Excerpted data:
········

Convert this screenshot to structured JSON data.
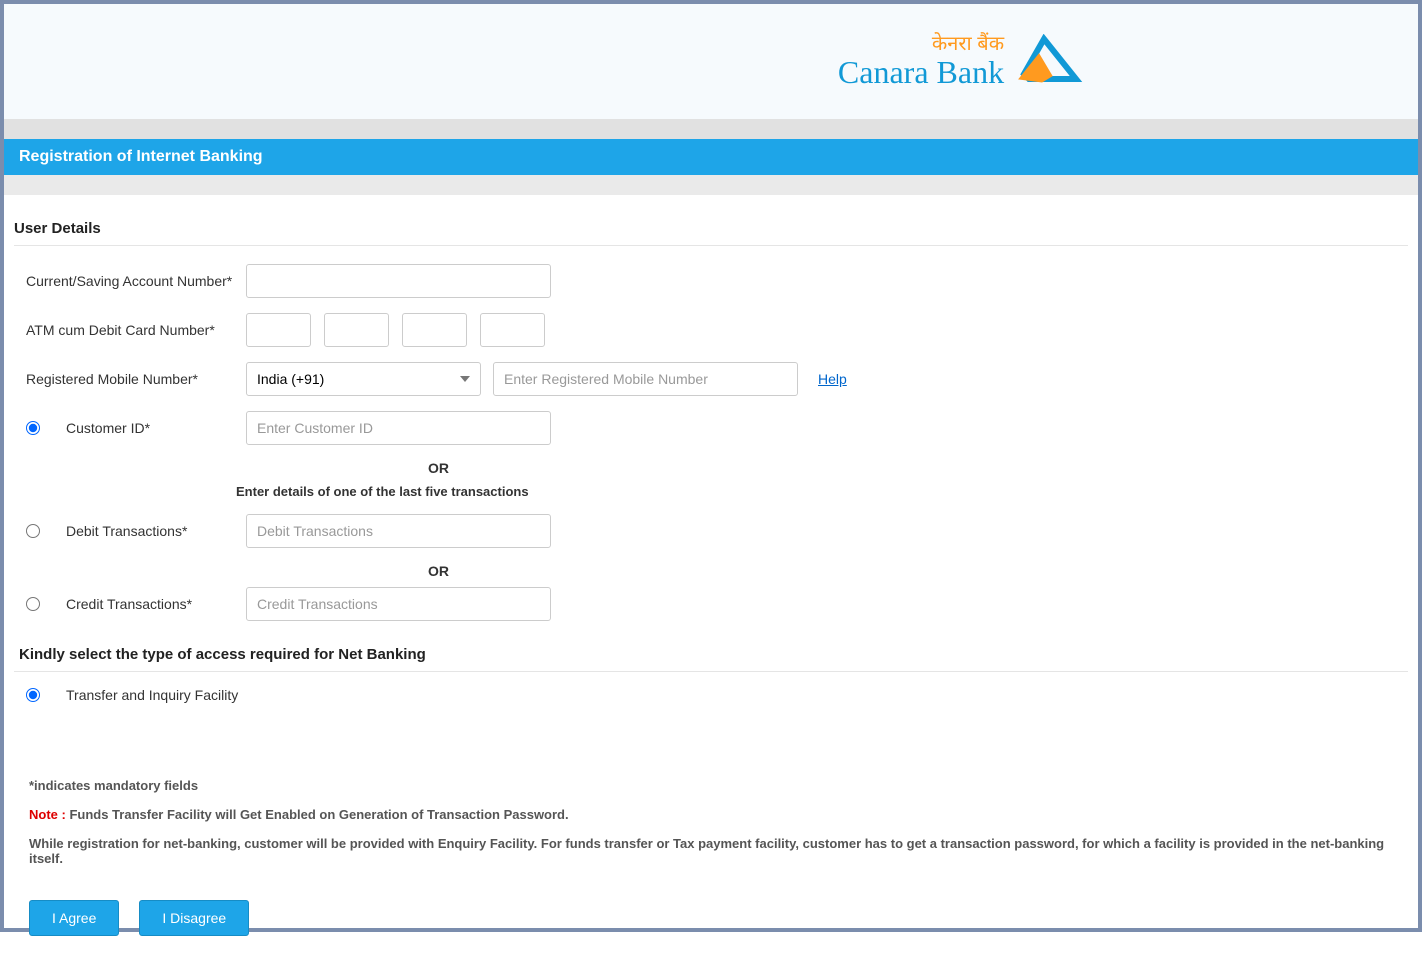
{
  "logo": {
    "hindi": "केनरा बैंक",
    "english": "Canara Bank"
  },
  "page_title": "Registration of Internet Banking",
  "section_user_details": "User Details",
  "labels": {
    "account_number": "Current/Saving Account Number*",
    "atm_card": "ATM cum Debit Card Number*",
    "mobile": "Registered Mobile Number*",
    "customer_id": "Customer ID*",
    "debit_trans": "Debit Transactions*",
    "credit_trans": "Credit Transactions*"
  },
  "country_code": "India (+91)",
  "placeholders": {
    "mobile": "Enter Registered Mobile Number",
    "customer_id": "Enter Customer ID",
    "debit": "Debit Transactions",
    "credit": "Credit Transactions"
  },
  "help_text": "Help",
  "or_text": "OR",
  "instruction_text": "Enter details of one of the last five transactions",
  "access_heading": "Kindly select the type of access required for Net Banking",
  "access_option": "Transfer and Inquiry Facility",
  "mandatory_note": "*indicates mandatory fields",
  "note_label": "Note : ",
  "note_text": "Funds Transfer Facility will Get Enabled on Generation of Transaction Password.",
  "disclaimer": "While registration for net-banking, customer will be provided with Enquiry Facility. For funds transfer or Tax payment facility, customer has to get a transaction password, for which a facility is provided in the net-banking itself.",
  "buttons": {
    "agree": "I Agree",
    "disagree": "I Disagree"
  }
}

········

Problem to solve: The material above holds pictures; copy everything else in it exactly.

Task response:
Convert this screenshot to structured JSON data.
{
  "logo": {
    "hindi": "केनरा बैंक",
    "english": "Canara Bank"
  },
  "page_title": "Registration of Internet Banking",
  "section_user_details": "User Details",
  "labels": {
    "account_number": "Current/Saving Account Number*",
    "atm_card": "ATM cum Debit Card Number*",
    "mobile": "Registered Mobile Number*",
    "customer_id": "Customer ID*",
    "debit_trans": "Debit Transactions*",
    "credit_trans": "Credit Transactions*"
  },
  "country_code": "India (+91)",
  "placeholders": {
    "mobile": "Enter Registered Mobile Number",
    "customer_id": "Enter Customer ID",
    "debit": "Debit Transactions",
    "credit": "Credit Transactions"
  },
  "help_text": "Help",
  "or_text": "OR",
  "instruction_text": "Enter details of one of the last five transactions",
  "access_heading": "Kindly select the type of access required for Net Banking",
  "access_option": "Transfer and Inquiry Facility",
  "mandatory_note": "*indicates mandatory fields",
  "note_label": "Note : ",
  "note_text": "Funds Transfer Facility will Get Enabled on Generation of Transaction Password.",
  "disclaimer": "While registration for net-banking, customer will be provided with Enquiry Facility. For funds transfer or Tax payment facility, customer has to get a transaction password, for which a facility is provided in the net-banking itself.",
  "buttons": {
    "agree": "I Agree",
    "disagree": "I Disagree"
  }
}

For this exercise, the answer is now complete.